◆ Given task:
Please count the lines in the listing below where the word "ffffff" appears. Give the number only.

━━━━━ Data lines ━━━━━

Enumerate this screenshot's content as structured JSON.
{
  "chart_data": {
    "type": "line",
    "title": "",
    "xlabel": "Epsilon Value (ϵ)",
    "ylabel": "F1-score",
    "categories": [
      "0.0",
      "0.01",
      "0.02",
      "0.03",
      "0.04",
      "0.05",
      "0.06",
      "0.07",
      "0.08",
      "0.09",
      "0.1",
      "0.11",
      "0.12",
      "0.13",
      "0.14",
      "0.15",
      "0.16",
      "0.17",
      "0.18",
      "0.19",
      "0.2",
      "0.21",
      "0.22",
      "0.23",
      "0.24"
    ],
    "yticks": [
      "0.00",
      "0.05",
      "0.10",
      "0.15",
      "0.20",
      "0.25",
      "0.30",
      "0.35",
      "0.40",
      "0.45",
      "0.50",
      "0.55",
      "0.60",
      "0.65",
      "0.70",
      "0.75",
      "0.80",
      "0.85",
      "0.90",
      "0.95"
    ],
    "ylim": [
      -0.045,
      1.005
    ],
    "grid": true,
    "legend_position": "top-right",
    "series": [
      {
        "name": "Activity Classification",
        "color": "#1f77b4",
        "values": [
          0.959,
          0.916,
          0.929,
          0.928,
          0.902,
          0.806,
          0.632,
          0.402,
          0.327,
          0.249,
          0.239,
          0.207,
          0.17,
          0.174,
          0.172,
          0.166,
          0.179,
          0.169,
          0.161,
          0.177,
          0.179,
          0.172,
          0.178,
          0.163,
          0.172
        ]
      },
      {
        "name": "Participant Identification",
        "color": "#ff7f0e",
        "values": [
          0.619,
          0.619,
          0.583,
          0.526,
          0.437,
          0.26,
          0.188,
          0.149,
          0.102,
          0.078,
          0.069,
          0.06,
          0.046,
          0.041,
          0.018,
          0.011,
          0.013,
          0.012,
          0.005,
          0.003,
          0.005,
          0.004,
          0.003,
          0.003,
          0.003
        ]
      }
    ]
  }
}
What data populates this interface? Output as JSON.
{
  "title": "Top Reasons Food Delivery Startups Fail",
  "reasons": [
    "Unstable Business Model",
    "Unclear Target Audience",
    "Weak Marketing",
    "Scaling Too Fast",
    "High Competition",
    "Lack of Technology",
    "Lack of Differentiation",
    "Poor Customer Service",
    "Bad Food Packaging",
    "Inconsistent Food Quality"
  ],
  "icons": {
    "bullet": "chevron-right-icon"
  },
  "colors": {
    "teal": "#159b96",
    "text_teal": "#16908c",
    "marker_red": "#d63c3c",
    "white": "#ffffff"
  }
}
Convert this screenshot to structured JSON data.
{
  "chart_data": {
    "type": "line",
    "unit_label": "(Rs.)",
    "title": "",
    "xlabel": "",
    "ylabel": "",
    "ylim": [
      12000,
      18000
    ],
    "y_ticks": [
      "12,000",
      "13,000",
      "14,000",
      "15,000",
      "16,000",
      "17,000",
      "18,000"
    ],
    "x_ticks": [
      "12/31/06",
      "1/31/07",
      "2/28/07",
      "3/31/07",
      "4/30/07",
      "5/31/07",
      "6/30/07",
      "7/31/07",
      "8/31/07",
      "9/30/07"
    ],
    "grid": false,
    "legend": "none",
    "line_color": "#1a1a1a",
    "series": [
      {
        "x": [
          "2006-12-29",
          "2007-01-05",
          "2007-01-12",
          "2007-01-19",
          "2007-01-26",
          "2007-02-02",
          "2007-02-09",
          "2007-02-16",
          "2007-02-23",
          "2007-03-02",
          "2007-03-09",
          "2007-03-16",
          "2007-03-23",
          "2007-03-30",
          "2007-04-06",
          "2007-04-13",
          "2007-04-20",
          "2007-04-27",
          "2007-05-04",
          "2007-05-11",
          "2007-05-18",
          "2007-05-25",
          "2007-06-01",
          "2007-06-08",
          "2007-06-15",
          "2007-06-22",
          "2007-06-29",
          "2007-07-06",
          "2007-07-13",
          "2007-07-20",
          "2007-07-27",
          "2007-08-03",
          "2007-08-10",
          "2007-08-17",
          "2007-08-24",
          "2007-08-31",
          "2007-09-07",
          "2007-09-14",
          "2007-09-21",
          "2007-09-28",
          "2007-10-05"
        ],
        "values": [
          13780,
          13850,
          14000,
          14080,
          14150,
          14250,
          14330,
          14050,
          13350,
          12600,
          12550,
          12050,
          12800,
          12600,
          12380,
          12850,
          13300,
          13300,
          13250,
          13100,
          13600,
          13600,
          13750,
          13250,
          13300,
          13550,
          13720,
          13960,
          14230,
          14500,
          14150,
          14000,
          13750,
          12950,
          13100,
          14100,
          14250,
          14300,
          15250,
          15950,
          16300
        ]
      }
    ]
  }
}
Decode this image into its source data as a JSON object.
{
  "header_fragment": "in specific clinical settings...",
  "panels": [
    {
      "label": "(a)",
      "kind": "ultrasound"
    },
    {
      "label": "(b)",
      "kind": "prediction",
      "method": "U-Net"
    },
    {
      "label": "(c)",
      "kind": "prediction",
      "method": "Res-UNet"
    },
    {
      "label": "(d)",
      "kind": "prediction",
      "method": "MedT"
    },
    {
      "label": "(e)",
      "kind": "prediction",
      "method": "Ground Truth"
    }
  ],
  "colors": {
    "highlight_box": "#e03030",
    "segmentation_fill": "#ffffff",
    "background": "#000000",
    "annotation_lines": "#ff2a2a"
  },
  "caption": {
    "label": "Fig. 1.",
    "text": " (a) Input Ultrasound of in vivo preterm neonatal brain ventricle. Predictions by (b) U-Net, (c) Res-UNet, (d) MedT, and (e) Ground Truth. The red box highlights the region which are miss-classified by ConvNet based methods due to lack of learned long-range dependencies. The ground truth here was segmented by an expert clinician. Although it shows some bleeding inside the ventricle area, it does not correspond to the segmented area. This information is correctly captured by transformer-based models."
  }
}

━━━━━

◆ Result for this exercise:
2